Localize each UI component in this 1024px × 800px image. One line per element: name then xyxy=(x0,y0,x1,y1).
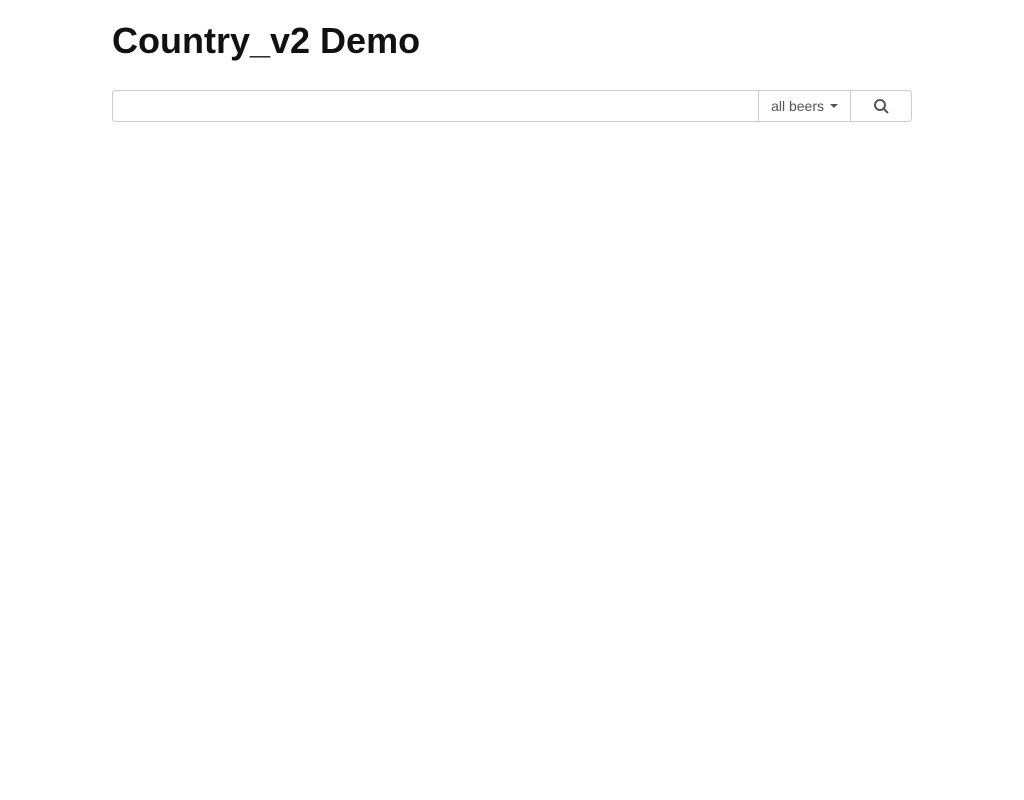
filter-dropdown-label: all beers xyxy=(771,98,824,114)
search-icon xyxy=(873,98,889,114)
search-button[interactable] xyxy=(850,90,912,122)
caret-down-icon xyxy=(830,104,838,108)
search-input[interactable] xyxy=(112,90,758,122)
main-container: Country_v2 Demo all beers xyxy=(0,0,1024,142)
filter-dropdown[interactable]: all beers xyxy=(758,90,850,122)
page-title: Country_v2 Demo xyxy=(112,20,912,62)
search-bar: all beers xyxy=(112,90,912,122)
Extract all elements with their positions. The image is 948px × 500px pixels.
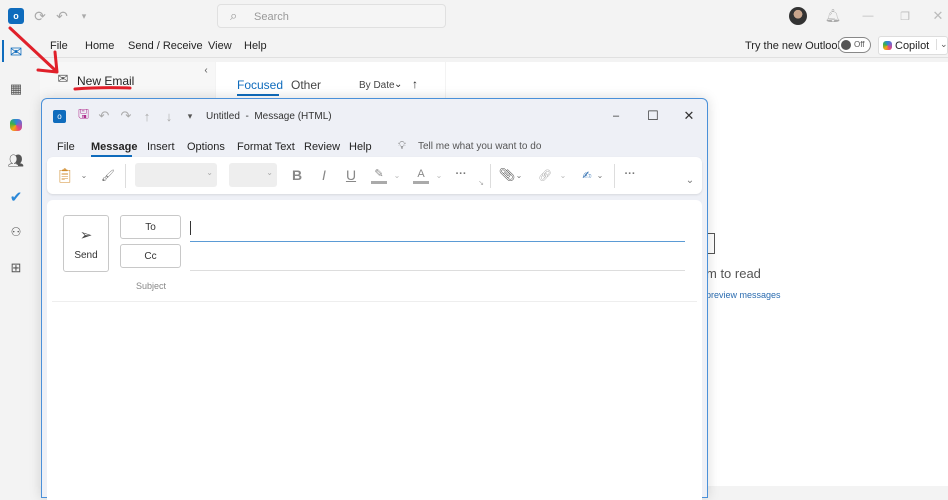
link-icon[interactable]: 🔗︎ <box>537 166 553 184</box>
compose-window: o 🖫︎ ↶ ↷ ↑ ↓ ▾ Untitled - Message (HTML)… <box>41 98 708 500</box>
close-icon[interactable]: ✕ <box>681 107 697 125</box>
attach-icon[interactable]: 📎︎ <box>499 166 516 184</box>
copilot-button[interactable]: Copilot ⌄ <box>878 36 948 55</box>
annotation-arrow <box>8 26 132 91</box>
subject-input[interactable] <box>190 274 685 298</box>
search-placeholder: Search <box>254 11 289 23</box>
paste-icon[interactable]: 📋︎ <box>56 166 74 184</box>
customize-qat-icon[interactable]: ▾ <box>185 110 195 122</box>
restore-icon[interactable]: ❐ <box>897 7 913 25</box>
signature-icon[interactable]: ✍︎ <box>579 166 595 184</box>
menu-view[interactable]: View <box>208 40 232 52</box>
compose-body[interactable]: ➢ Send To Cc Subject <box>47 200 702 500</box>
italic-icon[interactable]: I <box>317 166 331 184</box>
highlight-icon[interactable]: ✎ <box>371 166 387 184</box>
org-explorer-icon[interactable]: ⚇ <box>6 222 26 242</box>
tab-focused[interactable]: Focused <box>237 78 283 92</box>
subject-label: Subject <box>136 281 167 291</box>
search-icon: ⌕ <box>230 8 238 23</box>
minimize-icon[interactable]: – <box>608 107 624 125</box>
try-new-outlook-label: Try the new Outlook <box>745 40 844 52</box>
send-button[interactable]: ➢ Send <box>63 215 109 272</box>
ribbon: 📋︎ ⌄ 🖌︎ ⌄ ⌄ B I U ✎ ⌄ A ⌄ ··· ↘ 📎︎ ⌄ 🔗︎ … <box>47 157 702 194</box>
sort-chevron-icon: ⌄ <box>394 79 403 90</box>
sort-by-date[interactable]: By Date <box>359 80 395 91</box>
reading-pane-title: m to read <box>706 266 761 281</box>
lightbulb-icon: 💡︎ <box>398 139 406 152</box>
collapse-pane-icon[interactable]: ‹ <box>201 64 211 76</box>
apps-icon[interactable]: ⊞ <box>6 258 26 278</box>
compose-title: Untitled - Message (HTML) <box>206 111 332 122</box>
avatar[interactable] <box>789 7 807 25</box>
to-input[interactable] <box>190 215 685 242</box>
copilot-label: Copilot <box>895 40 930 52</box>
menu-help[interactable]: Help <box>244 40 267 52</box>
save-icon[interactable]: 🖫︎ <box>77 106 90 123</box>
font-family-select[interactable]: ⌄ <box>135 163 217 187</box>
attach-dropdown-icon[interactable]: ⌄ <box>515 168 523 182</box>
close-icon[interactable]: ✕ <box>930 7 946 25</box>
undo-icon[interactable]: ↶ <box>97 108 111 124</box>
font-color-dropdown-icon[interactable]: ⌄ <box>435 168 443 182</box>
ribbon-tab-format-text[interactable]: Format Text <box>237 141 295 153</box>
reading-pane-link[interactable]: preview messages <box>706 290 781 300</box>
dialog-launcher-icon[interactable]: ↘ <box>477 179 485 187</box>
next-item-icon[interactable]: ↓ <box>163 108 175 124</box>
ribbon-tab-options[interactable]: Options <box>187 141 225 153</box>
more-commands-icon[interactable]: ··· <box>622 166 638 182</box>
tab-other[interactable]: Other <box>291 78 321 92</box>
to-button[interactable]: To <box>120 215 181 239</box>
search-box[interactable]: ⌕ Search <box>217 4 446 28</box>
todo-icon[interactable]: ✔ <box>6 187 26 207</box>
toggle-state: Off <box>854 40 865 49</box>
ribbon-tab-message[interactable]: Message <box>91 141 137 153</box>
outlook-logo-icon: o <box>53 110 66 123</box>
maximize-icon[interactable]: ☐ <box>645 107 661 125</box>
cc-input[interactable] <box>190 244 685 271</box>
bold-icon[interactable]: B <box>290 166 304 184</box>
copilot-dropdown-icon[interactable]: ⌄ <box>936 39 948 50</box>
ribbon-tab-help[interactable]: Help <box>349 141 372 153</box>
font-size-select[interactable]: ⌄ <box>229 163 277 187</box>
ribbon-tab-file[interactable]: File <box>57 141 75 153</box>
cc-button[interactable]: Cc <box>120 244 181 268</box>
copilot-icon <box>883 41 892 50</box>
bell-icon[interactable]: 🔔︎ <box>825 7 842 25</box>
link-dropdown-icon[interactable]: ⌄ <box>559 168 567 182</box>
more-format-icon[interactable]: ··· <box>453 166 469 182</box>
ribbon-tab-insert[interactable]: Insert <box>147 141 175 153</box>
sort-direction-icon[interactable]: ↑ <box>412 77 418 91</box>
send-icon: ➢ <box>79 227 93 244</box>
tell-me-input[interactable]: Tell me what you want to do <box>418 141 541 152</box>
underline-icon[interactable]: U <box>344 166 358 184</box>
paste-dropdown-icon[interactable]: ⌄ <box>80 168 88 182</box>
........
Challenge –
Render every line of the items above as a JSON array of strings, one string per line, skipping blank lines and leaving out the pictures.

Response below –
[
  "Localize each UI component in this 1024px × 800px image. One line per element: name then xyxy=(x0,y0,x1,y1).",
  "filter-dropdown-label: all beers xyxy=(771,98,824,114)",
  "search-icon xyxy=(873,98,889,114)",
  "search-button[interactable] xyxy=(850,90,912,122)",
  "caret-down-icon xyxy=(830,104,838,108)",
  "search-input[interactable] xyxy=(112,90,758,122)",
  "main-container: Country_v2 Demo all beers xyxy=(0,0,1024,142)",
  "filter-dropdown[interactable]: all beers xyxy=(758,90,850,122)",
  "page-title: Country_v2 Demo xyxy=(112,20,912,62)",
  "search-bar: all beers xyxy=(112,90,912,122)",
  "Extract all elements with their positions. The image is 948px × 500px pixels.",
  "link-icon[interactable]: 🔗︎ <box>537 166 553 184</box>",
  "compose-window: o 🖫︎ ↶ ↷ ↑ ↓ ▾ Untitled - Message (HTML)… <box>41 98 708 500</box>",
  "close-icon[interactable]: ✕ <box>681 107 697 125</box>",
  "attach-icon[interactable]: 📎︎ <box>499 166 516 184</box>",
  "copilot-button[interactable]: Copilot ⌄ <box>878 36 948 55</box>",
  "annotation-arrow <box>8 26 132 91</box>",
  "subject-input[interactable] <box>190 274 685 298</box>",
  "search-placeholder: Search <box>254 11 289 23</box>",
  "paste-icon[interactable]: 📋︎ <box>56 166 74 184</box>",
  "customize-qat-icon[interactable]: ▾ <box>185 110 195 122</box>",
  "restore-icon[interactable]: ❐ <box>897 7 913 25</box>",
  "signature-icon[interactable]: ✍︎ <box>579 166 595 184</box>",
  "menu-view[interactable]: View <box>208 40 232 52</box>",
  "compose-body[interactable]: ➢ Send To Cc Subject <box>47 200 702 500</box>",
  "italic-icon[interactable]: I <box>317 166 331 184</box>",
  "highlight-icon[interactable]: ✎ <box>371 166 387 184</box>",
  "org-explorer-icon[interactable]: ⚇ <box>6 222 26 242</box>",
  "tab-focused[interactable]: Focused <box>237 78 283 92</box>",
  "subject-label: Subject <box>136 281 167 291</box>",
  "search-icon: ⌕ <box>230 8 238 23</box>",
  "minimize-icon[interactable]: – <box>608 107 624 125</box>",
  "try-new-outlook-label: Try the new Outlook <box>745 40 844 52</box>",
  "send-button[interactable]: ➢ Send <box>63 215 109 272</box>",
  "ribbon: 📋︎ ⌄ 🖌︎ ⌄ ⌄ B I U ✎ ⌄ A ⌄ ··· ↘ 📎︎ ⌄ 🔗︎ … <box>47 157 702 194</box>",
  "sort-chevron-icon: ⌄ <box>394 79 403 90</box>",
  "sort-by-date[interactable]: By Date <box>359 80 395 91</box>",
  "reading-pane-title: m to read <box>706 266 761 281</box>",
  "lightbulb-icon: 💡︎ <box>398 139 406 152</box>",
  "collapse-pane-icon[interactable]: ‹ <box>201 64 211 76</box>",
  "apps-icon[interactable]: ⊞ <box>6 258 26 278</box>",
  "compose-title: Untitled - Message (HTML) <box>206 111 332 122</box>",
  "avatar[interactable] <box>789 7 807 25</box>",
  "to-input[interactable] <box>190 215 685 242</box>",
  "copilot-label: Copilot <box>895 40 930 52</box>",
  "menu-help[interactable]: Help <box>244 40 267 52</box>",
  "save-icon[interactable]: 🖫︎ <box>77 106 90 123</box>",
  "font-family-select[interactable]: ⌄ <box>135 163 217 187</box>",
  "attach-dropdown-icon[interactable]: ⌄ <box>515 168 523 182</box>",
  "close-icon[interactable]: ✕ <box>930 7 946 25</box>",
  "undo-icon[interactable]: ↶ <box>97 108 111 124</box>",
  "font-color-dropdown-icon[interactable]: ⌄ <box>435 168 443 182</box>",
  "ribbon-tab-format-text[interactable]: Format Text <box>237 141 295 153</box>",
  "reading-pane-link[interactable]: preview messages <box>706 290 781 300</box>",
  "dialog-launcher-icon[interactable]: ↘ <box>477 179 485 187</box>",
  "next-item-icon[interactable]: ↓ <box>163 108 175 124</box>",
  "ribbon-tab-options[interactable]: Options <box>187 141 225 153</box>",
  "more-commands-icon[interactable]: ··· <box>622 166 638 182</box>",
  "tab-other[interactable]: Other <box>291 78 321 92</box>",
  "to-button[interactable]: To <box>120 215 181 239</box>",
  "search-box[interactable]: ⌕ Search <box>217 4 446 28</box>",
  "todo-icon[interactable]: ✔ <box>6 187 26 207</box>",
  "toggle-state: Off <box>854 40 865 49</box>",
  "ribbon-tab-message[interactable]: Message <box>91 141 137 153</box>",
  "outlook-logo-icon: o <box>53 110 66 123</box>",
  "maximize-icon[interactable]: ☐ <box>645 107 661 125</box>",
  "cc-input[interactable] <box>190 244 685 271</box>",
  "bold-icon[interactable]: B <box>290 166 304 184</box>",
  "copilot-dropdown-icon[interactable]: ⌄ <box>936 39 948 50</box>",
  "ribbon-tab-help[interactable]: Help <box>349 141 372 153</box>",
  "font-size-select[interactable]: ⌄ <box>229 163 277 187</box>",
  "ribbon-tab-file[interactable]: File <box>57 141 75 153</box>",
  "cc-button[interactable]: Cc <box>120 244 181 268</box>",
  "copilot-icon <box>883 41 892 50</box>",
  "bell-icon[interactable]: 🔔︎ <box>825 7 842 25</box>",
  "link-dropdown-icon[interactable]: ⌄ <box>559 168 567 182</box>",
  "more-format-icon[interactable]: ··· <box>453 166 469 182</box>",
  "ribbon-tab-insert[interactable]: Insert <box>147 141 175 153</box>",
  "sort-direction-icon[interactable]: ↑ <box>412 77 418 91</box>",
  "send-icon: ➢ <box>79 227 93 244</box>",
  "tell-me-input[interactable]: Tell me what you want to do <box>418 141 541 152</box>",
  "underline-icon[interactable]: U <box>344 166 358 184</box>",
  "paste-dropdown-icon[interactable]: ⌄ <box>80 168 88 182</box>"
]